Rewrite the stretch from the start of the rows through the line containing "The scanning coil 30 is at (210, 376).", replacing "scanning electron microscope" with "SEM" and leaving everything else unchanged.
[Start Materials provided]
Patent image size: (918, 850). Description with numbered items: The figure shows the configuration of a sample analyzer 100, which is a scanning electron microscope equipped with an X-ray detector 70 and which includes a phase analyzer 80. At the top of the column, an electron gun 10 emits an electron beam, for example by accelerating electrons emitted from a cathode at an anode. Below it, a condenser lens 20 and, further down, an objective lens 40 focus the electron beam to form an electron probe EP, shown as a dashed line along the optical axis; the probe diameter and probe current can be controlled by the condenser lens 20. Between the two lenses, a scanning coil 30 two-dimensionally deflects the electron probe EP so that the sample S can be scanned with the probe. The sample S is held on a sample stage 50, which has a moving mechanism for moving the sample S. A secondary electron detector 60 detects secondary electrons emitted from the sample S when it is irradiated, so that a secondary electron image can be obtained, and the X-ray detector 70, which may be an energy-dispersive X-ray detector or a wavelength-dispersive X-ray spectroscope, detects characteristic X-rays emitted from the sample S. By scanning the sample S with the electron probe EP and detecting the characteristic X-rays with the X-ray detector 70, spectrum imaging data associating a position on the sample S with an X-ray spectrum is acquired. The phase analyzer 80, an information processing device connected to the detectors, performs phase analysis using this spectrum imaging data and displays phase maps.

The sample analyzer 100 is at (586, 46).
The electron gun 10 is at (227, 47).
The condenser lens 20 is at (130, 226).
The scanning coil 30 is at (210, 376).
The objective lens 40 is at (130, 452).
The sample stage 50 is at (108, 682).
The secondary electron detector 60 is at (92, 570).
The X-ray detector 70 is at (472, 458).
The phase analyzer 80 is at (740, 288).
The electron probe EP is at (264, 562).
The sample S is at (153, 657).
[End Materials provided]
## Solution to this task
Patent image size: (918, 850). Description with numbered items: The figure shows the configuration of a sample analyzer 100, which is a SEM equipped with an X-ray detector 70 and which includes a phase analyzer 80. At the top of the column, an electron gun 10 emits an electron beam, for example by accelerating electrons emitted from a cathode at an anode. Below it, a condenser lens 20 and, further down, an objective lens 40 focus the electron beam to form an electron probe EP, shown as a dashed line along the optical axis; the probe diameter and probe current can be controlled by the condenser lens 20. Between the two lenses, a scanning coil 30 two-dimensionally deflects the electron probe EP so that the sample S can be scanned with the probe. The sample S is held on a sample stage 50, which has a moving mechanism for moving the sample S. A secondary electron detector 60 detects secondary electrons emitted from the sample S when it is irradiated, so that a secondary electron image can be obtained, and the X-ray detector 70, which may be an energy-dispersive X-ray detector or a wavelength-dispersive X-ray spectroscope, detects characteristic X-rays emitted from the sample S. By scanning the sample S with the electron probe EP and detecting the characteristic X-rays with the X-ray detector 70, spectrum imaging data associating a position on the sample S with an X-ray spectrum is acquired. The phase analyzer 80, an information processing device connected to the detectors, performs phase analysis using this spectrum imaging data and displays phase maps.

The sample analyzer 100 is at (586, 46).
The electron gun 10 is at (227, 47).
The condenser lens 20 is at (130, 226).
The scanning coil 30 is at (210, 376).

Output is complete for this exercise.